■ **Set exercise**
Omit the images, then print each record below exactly as it reads.
— start —
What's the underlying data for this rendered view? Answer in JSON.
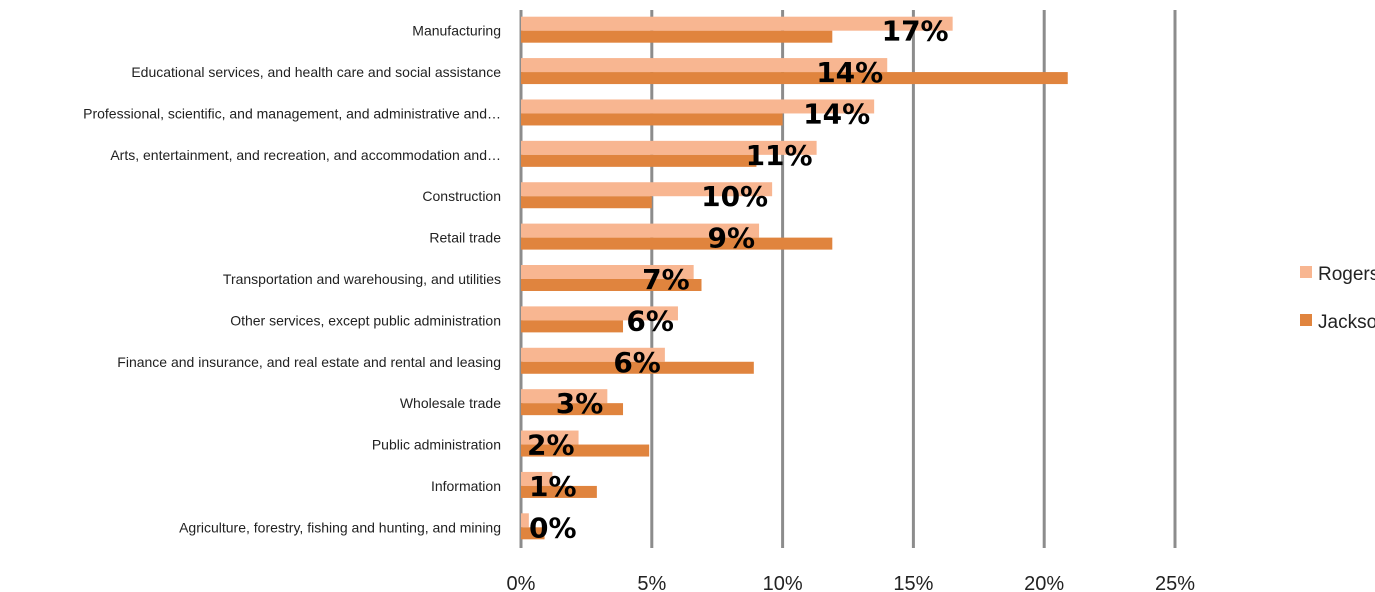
{
  "chart_data": {
    "type": "bar",
    "orientation": "horizontal",
    "categories": [
      "Manufacturing",
      "Educational services, and health care and social assistance",
      "Professional, scientific, and management, and administrative and…",
      "Arts, entertainment, and recreation, and accommodation and…",
      "Construction",
      "Retail trade",
      "Transportation and warehousing, and utilities",
      "Other services, except public administration",
      "Finance and insurance, and real estate and rental and leasing",
      "Wholesale trade",
      "Public administration",
      "Information",
      "Agriculture, forestry, fishing and hunting, and mining"
    ],
    "series": [
      {
        "name": "Rogers",
        "color": "#f8b691",
        "values": [
          16.5,
          14.0,
          13.5,
          11.3,
          9.6,
          9.1,
          6.6,
          6.0,
          5.5,
          3.3,
          2.2,
          1.2,
          0.3
        ]
      },
      {
        "name": "Jackson",
        "color": "#e0843e",
        "values": [
          11.9,
          20.9,
          10.0,
          9.0,
          5.0,
          11.9,
          6.9,
          3.9,
          8.9,
          3.9,
          4.9,
          2.9,
          0.9
        ]
      }
    ],
    "data_labels": [
      "17%",
      "14%",
      "14%",
      "11%",
      "10%",
      "9%",
      "7%",
      "6%",
      "6%",
      "3%",
      "2%",
      "1%",
      "0%"
    ],
    "x_ticks": [
      "0%",
      "5%",
      "10%",
      "15%",
      "20%",
      "25%"
    ],
    "xlim": [
      0,
      25
    ],
    "grid": true,
    "legend_position": "right",
    "title": "",
    "xlabel": "",
    "ylabel": ""
  }
}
— end —
■ **Response below**
What's the underlying data for this rendered view? Answer in JSON.
{
  "chart_data": {
    "type": "bar",
    "orientation": "horizontal",
    "categories": [
      "Manufacturing",
      "Educational services, and health care and social assistance",
      "Professional, scientific, and management, and administrative and…",
      "Arts, entertainment, and recreation, and accommodation and…",
      "Construction",
      "Retail trade",
      "Transportation and warehousing, and utilities",
      "Other services, except public administration",
      "Finance and insurance, and real estate and rental and leasing",
      "Wholesale trade",
      "Public administration",
      "Information",
      "Agriculture, forestry, fishing and hunting, and mining"
    ],
    "series": [
      {
        "name": "Rogers",
        "color": "#f8b691",
        "values": [
          16.5,
          14.0,
          13.5,
          11.3,
          9.6,
          9.1,
          6.6,
          6.0,
          5.5,
          3.3,
          2.2,
          1.2,
          0.3
        ]
      },
      {
        "name": "Jackson",
        "color": "#e0843e",
        "values": [
          11.9,
          20.9,
          10.0,
          9.0,
          5.0,
          11.9,
          6.9,
          3.9,
          8.9,
          3.9,
          4.9,
          2.9,
          0.9
        ]
      }
    ],
    "data_labels": [
      "17%",
      "14%",
      "14%",
      "11%",
      "10%",
      "9%",
      "7%",
      "6%",
      "6%",
      "3%",
      "2%",
      "1%",
      "0%"
    ],
    "x_ticks": [
      "0%",
      "5%",
      "10%",
      "15%",
      "20%",
      "25%"
    ],
    "xlim": [
      0,
      25
    ],
    "grid": true,
    "legend_position": "right",
    "title": "",
    "xlabel": "",
    "ylabel": ""
  }
}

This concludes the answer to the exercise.